[Forenthread]

Wir freuen uns auf eure Bewerbungen und wünschen viel Erfolg!*


----------



## Kaby-Lame (6. Juni 2019)

*AW: Lesertest: Drei Samsung-SSDs 860 QVO 1 TB - jetzt für die SATA-SSDs bewerben!*

So, dann bewerbe ich mich hier auch mal 
Getestet werden würde die Platte im Kontrast zu einer Crucial Mx500, sowie zu einer HGST Deskstar NAS 6TB. Das System basiert auf einem Ryzen 5 1600, welcher auf einem MSI B350 Toamhawk Arctic sitzt. Abgerundet wird mein System durch 16GB Crucial Ballistix (ist das die korrekte Schreibweise?), sowie einer Rx480. Also ist das System (nicht ganz aktuelle Mittelklasse) ein geeigneter Kandidat für den Test, da es sich bei der QVO ja auch nicht um eine absolute High-End Platte handelt. Meine Schreibe ist leserlich, und meine Motivation, einmal einen Lesertest durchzuführen, ist hoch.
Über eine Auswahl würde ich mich freuen.
MfG


----------



## joylancer (6. Juni 2019)

*AW: Lesertest: Drei Samsung-SSDs 860 QVO 1 TB - jetzt für die SATA-SSDs bewerben!*

Dann möchte ich mal meine Motivation in den Ring werfen.
Bisher durfte ich für Prad bereits einen Testbericht verfassen, was sehr interessant war.
In meinem System (in der Sig) möchte ich demnächst die HDD austauschen. Da wäre die Samsung SSD QVO evtl die richtige.
Was mich bisher noch abgehalten hat, ist das nicht mehr TLC bzw MLC verwendet werden und ich Befürchtungen bzg. Datensicherheit habe.
Bisher werkelt eine 960Pro M2 und eine Sandisk Ultra2 sehr zufriedenstellend im Haupt-System.
Wie verhält sich dazu die Samsung QVO? Ein Test würde es zeigen.

[Aufgabenstellung] Gib den Abschnitt aus dem Forenthread zum SSD-Lesertest wortgetreu wieder, der mit den Worten „## joylancer (6.“ beginnt und mit „sehr interessant war.“ endet. Die Datensätze haben hierfür keine Bedeutung.

[Daten]
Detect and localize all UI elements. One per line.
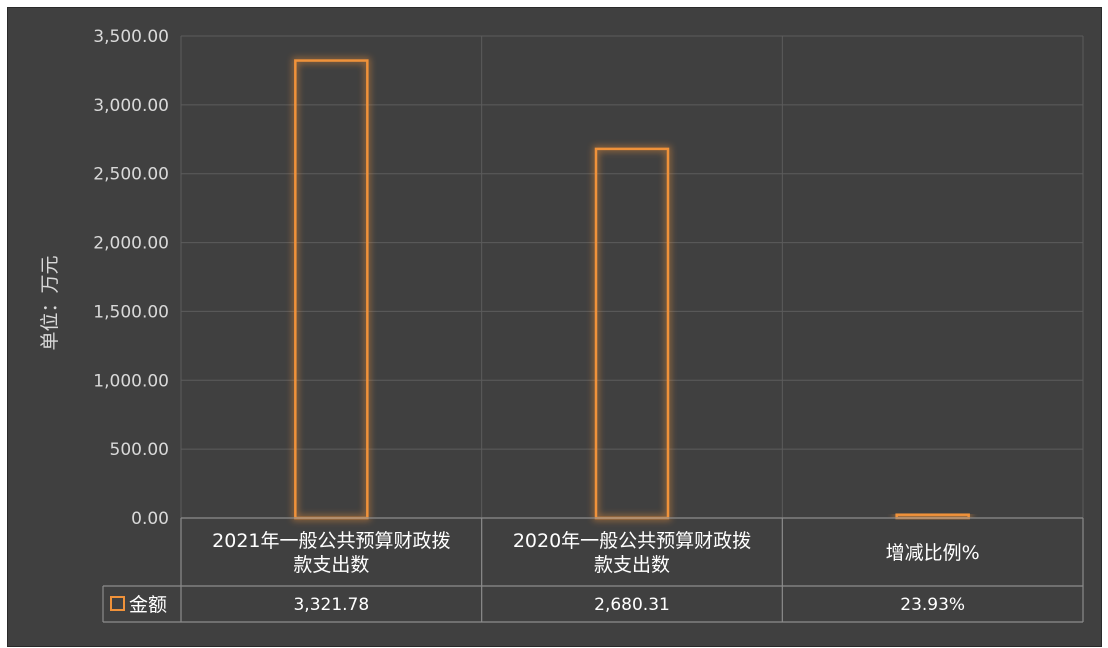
...
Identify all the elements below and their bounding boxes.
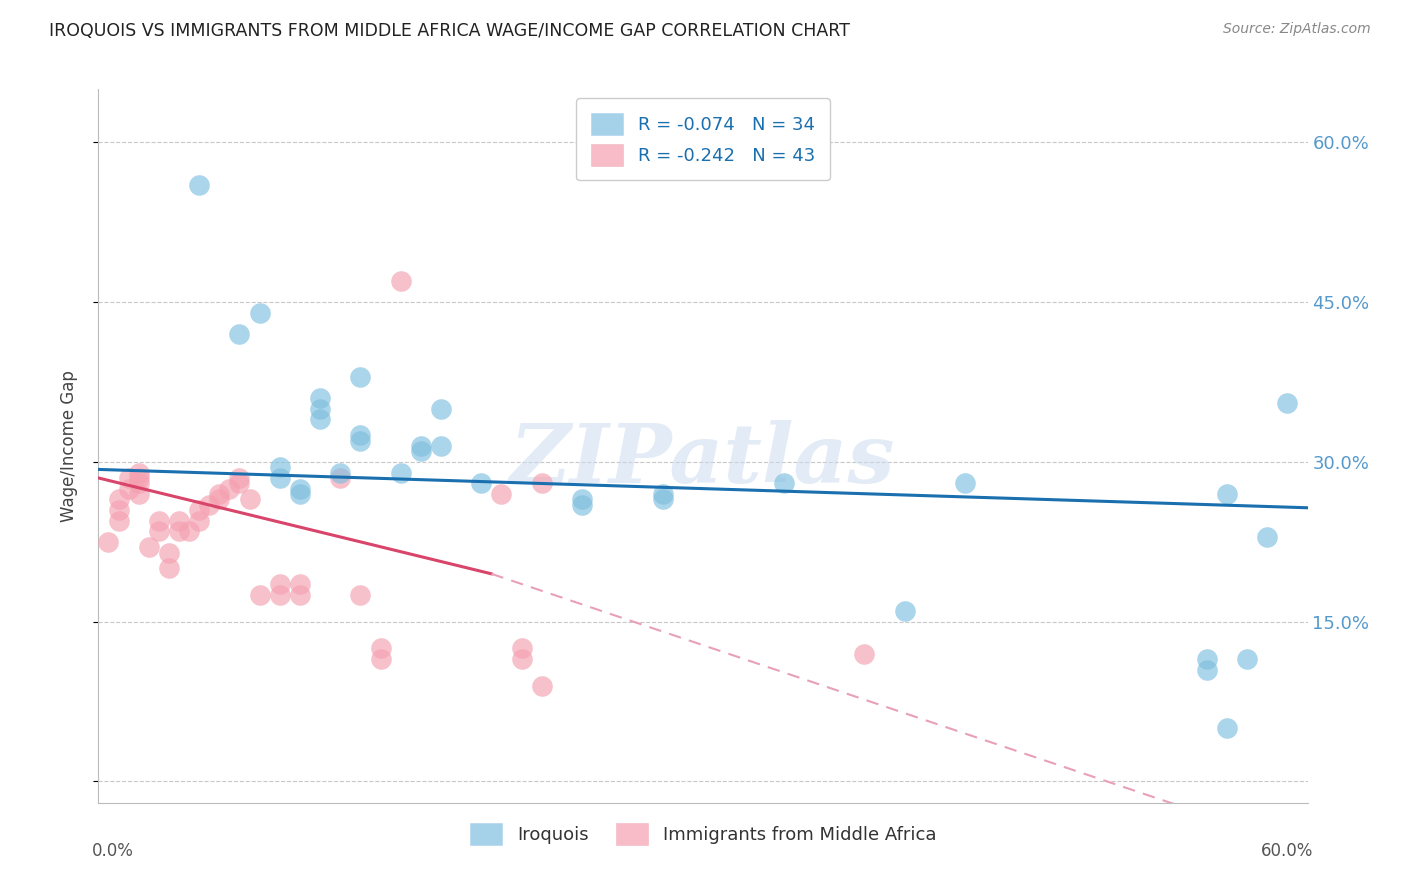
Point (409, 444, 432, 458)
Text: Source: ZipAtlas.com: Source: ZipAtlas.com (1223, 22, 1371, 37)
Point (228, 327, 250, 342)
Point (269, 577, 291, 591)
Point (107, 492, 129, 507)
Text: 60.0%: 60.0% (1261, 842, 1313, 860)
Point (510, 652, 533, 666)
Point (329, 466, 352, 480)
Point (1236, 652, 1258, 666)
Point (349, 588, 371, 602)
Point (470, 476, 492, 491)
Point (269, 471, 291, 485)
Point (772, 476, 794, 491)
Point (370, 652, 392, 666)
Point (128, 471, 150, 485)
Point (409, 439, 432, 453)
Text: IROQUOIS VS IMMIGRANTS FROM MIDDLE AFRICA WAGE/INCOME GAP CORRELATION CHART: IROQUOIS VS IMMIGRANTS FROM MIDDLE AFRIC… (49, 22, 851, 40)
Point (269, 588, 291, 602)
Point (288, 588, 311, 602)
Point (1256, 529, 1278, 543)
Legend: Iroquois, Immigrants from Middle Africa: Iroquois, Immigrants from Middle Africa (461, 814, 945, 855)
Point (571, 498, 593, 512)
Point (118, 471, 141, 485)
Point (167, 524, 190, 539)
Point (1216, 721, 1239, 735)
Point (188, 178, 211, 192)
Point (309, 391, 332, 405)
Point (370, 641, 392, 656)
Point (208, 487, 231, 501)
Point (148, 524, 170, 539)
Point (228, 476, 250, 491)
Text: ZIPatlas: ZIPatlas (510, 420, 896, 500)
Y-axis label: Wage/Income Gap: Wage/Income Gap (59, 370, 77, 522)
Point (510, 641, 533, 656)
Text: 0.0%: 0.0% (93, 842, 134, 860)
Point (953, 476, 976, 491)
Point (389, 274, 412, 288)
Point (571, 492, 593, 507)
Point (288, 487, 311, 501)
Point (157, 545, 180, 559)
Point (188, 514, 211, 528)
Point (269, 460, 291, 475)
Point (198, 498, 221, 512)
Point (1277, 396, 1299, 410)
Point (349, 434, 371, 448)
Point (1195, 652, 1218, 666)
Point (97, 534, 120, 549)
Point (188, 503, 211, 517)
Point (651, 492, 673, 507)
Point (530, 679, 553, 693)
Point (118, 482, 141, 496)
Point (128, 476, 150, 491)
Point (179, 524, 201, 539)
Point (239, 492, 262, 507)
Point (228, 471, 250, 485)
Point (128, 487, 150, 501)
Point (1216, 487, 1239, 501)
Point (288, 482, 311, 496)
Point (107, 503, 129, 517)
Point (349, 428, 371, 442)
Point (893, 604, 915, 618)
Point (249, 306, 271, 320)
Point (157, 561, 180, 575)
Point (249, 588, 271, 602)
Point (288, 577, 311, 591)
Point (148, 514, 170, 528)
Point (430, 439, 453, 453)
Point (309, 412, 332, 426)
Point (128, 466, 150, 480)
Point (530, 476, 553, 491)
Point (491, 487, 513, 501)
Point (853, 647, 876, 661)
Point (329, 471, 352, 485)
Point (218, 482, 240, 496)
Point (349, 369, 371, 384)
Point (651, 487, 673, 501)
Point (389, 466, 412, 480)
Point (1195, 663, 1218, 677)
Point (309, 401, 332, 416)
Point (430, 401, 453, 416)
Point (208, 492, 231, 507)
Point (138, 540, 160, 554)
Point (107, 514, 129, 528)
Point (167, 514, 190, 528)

[Lösung]
## joylancer (6. Juni 2019)

*AW: Lesertest: Drei Samsung-SSDs 860 QVO 1 TB - jetzt für die SATA-SSDs bewerben!*

Dann möchte ich mal meine Motivation in den Ring werfen.
Bisher durfte ich für Prad bereits einen Testbericht verfassen, was sehr interessant war.